** BEGIN **

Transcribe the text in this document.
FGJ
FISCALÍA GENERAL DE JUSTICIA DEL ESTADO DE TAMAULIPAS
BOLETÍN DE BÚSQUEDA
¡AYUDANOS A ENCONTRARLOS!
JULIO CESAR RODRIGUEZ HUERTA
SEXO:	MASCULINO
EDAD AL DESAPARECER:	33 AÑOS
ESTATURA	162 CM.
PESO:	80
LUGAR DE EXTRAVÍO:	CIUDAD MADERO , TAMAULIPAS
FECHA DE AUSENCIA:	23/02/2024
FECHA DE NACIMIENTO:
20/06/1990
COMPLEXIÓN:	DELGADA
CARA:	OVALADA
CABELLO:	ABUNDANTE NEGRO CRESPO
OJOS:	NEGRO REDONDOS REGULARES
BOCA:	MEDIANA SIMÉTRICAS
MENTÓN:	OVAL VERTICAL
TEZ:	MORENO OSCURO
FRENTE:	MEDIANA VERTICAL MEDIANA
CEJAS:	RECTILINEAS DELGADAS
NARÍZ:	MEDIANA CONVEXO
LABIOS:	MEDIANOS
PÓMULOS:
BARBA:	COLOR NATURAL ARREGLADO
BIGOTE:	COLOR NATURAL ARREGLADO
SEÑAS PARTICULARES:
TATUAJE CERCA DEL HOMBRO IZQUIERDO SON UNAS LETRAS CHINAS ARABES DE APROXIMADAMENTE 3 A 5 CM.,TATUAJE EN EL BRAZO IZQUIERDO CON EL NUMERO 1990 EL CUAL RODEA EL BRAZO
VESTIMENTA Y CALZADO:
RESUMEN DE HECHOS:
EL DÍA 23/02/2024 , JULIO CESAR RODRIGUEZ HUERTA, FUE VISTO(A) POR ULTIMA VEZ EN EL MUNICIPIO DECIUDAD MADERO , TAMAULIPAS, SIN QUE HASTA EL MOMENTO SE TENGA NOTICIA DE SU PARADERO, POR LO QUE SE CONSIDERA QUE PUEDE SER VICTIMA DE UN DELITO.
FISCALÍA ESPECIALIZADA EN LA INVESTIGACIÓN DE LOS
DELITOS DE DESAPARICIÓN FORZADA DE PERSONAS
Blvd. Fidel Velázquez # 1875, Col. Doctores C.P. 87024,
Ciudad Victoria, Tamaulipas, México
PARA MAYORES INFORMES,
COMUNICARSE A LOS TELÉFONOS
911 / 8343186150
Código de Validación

** END **

* _The request_
Reproduce all the data word for word.

* _Solution to the problem_
Transcribe the text in this document.
FGJ
FISCALÍA GENERAL DE JUSTICIA DEL ESTADO DE TAMAULIPAS
BOLETÍN DE BÚSQUEDA
¡AYUDANOS A ENCONTRARLOS!
JULIO CESAR RODRIGUEZ HUERTA
SEXO:	MASCULINO
EDAD AL DESAPARECER:	33 AÑOS
ESTATURA	162 CM.
PESO:	80
LUGAR DE EXTRAVÍO:	CIUDAD MADERO , TAMAULIPAS
FECHA DE AUSENCIA:	23/02/2024
FECHA DE NACIMIENTO:
20/06/1990
COMPLEXIÓN:	DELGADA
CARA:	OVALADA
CABELLO:	ABUNDANTE NEGRO CRESPO
OJOS:	NEGRO REDONDOS REGULARES
BOCA:	MEDIANA SIMÉTRICAS
MENTÓN:	OVAL VERTICAL
TEZ:	MORENO OSCURO
FRENTE:	MEDIANA VERTICAL MEDIANA
CEJAS:	RECTILINEAS DELGADAS
NARÍZ:	MEDIANA CONVEXO
LABIOS:	MEDIANOS
PÓMULOS:
BARBA:	COLOR NATURAL ARREGLADO
BIGOTE:	COLOR NATURAL ARREGLADO
SEÑAS PARTICULARES:
TATUAJE CERCA DEL HOMBRO IZQUIERDO SON UNAS LETRAS CHINAS ARABES DE APROXIMADAMENTE 3 A 5 CM.,TATUAJE EN EL BRAZO IZQUIERDO CON EL NUMERO 1990 EL CUAL RODEA EL BRAZO
VESTIMENTA Y CALZADO:
RESUMEN DE HECHOS:
EL DÍA 23/02/2024 , JULIO CESAR RODRIGUEZ HUERTA, FUE VISTO(A) POR ULTIMA VEZ EN EL MUNICIPIO DECIUDAD MADERO , TAMAULIPAS, SIN QUE HASTA EL MOMENTO SE TENGA NOTICIA DE SU PARADERO, POR LO QUE SE CONSIDERA QUE PUEDE SER VICTIMA DE UN DELITO.
FISCALÍA ESPECIALIZADA EN LA INVESTIGACIÓN DE LOS
DELITOS DE DESAPARICIÓN FORZADA DE PERSONAS
Blvd. Fidel Velázquez # 1875, Col. Doctores C.P. 87024,
Ciudad Victoria, Tamaulipas, México
PARA MAYORES INFORMES,
COMUNICARSE A LOS TELÉFONOS
911 / 8343186150
Código de Validación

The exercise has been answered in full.